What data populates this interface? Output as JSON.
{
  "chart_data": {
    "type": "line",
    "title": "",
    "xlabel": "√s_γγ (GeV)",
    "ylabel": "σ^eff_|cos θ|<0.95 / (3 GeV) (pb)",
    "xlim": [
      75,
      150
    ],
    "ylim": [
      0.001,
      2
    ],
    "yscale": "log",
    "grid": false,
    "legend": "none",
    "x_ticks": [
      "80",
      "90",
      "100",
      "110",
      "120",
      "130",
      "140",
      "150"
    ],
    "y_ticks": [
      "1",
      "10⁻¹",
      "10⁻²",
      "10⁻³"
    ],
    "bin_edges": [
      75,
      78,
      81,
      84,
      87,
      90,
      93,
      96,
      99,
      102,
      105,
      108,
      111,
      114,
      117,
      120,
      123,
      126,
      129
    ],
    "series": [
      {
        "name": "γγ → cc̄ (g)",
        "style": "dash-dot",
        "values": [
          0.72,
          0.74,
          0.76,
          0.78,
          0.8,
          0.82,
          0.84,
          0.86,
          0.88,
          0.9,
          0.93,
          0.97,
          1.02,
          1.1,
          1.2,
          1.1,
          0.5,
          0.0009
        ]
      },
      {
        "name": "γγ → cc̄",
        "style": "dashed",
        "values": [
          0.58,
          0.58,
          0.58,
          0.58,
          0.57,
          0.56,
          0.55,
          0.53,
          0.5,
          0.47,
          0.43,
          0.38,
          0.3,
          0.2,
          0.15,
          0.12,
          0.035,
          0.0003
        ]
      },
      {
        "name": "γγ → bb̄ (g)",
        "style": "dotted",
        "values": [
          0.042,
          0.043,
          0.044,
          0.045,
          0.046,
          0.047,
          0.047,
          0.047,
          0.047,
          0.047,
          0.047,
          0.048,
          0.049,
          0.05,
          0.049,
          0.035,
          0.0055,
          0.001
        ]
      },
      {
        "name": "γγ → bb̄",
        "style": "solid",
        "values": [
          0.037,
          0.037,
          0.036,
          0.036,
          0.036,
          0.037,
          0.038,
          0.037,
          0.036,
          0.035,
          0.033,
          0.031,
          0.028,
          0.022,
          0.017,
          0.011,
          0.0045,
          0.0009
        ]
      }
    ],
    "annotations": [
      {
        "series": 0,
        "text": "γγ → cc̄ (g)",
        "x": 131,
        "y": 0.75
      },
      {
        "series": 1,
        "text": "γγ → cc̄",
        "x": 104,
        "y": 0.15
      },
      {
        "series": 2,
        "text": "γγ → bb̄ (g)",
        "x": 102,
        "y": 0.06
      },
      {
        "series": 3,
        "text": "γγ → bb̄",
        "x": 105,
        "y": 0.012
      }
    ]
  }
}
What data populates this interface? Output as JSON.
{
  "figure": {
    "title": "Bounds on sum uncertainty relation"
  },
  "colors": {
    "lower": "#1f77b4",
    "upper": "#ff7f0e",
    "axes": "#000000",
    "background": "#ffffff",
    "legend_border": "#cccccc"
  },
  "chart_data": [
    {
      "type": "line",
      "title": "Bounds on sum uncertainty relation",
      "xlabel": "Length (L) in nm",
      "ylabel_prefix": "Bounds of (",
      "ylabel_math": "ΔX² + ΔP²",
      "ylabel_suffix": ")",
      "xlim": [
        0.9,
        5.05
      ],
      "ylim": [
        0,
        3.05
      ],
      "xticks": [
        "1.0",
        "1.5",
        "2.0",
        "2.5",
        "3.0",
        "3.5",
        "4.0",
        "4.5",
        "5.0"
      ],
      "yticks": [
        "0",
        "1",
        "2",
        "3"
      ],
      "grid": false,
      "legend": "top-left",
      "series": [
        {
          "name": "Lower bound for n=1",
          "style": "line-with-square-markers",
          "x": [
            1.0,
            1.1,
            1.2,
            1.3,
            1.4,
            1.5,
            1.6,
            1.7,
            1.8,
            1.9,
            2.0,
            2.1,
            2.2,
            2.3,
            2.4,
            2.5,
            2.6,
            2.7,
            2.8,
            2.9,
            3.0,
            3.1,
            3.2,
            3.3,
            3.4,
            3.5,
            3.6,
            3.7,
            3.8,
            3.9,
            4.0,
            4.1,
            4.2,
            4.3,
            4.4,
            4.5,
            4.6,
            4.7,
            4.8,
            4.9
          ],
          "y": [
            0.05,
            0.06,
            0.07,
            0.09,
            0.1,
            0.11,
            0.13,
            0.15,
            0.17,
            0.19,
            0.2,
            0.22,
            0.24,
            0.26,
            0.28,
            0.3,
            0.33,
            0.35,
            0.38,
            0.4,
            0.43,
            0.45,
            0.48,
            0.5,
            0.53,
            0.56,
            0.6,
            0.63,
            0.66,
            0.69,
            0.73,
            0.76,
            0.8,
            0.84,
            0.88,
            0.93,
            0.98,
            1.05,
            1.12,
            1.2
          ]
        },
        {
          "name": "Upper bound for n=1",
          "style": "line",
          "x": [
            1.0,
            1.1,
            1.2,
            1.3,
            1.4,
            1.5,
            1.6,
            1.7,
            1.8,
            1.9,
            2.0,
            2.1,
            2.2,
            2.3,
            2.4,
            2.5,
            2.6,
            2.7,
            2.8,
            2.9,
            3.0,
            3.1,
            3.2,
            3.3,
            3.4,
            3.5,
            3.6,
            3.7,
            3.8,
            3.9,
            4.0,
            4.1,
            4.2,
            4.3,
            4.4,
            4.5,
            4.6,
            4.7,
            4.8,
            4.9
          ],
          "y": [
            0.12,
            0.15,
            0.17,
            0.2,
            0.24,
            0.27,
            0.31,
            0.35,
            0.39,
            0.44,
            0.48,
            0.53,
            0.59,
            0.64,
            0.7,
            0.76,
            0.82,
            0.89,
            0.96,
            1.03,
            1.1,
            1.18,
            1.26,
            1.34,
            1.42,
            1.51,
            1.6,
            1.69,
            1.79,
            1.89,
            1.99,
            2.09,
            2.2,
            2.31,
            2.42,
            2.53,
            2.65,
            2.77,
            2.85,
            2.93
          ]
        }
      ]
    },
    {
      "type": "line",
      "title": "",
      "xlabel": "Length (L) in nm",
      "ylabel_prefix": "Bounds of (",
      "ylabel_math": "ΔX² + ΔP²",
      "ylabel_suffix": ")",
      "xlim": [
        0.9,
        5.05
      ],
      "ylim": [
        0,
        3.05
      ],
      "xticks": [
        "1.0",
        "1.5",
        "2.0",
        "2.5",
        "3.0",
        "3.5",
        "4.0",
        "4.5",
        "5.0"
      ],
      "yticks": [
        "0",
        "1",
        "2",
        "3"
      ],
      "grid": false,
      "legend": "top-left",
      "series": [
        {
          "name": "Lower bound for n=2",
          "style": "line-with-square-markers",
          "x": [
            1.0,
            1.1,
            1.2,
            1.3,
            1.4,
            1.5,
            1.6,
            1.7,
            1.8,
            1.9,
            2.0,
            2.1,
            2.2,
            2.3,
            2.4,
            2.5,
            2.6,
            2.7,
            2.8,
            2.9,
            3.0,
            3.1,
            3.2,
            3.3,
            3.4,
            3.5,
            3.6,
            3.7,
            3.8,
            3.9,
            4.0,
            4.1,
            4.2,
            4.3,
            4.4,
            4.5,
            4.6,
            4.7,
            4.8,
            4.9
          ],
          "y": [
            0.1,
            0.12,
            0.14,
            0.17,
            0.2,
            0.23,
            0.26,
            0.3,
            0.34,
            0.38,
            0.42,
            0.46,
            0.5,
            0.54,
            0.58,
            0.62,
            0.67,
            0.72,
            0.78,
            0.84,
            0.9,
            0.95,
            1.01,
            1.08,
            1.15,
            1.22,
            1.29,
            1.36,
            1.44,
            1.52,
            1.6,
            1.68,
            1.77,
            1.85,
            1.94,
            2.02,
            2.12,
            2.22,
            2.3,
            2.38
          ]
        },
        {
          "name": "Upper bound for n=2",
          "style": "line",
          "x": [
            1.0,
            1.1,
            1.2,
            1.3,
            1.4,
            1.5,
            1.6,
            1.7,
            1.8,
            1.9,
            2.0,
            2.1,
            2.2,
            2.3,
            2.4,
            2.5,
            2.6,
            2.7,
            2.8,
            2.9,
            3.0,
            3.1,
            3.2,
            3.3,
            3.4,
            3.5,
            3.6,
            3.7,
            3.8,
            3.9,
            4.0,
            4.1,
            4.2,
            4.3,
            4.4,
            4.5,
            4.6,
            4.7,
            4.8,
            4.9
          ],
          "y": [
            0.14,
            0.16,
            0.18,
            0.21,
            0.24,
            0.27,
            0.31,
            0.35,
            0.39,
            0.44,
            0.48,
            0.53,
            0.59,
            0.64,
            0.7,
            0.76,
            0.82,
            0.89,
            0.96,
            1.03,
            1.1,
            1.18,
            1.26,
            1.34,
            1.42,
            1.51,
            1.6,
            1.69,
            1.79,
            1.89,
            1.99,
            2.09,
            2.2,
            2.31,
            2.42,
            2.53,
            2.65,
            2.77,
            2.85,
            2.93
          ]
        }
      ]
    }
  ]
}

◇ ◇ ◇ ◇ ◇ ◇ ◇

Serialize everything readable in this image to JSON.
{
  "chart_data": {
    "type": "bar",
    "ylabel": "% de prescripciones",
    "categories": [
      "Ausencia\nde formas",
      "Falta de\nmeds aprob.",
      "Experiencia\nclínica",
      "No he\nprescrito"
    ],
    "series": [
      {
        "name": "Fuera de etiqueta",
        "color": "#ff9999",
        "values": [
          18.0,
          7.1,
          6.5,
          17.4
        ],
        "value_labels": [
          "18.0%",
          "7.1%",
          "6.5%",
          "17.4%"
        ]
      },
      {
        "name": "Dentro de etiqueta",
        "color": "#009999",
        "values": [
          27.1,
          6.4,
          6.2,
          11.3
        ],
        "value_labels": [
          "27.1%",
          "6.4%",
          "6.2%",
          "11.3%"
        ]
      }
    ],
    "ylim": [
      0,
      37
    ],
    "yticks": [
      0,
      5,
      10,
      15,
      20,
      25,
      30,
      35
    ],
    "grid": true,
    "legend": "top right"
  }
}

◇ ◇ ◇ ◇ ◇ ◇ ◇

The exercise >> Pull out each line holding the string "title".

Final result >>
    "title": "",
    "title": "Bounds on sum uncertainty relation"
      "title": "Bounds on sum uncertainty relation",
      "title": "",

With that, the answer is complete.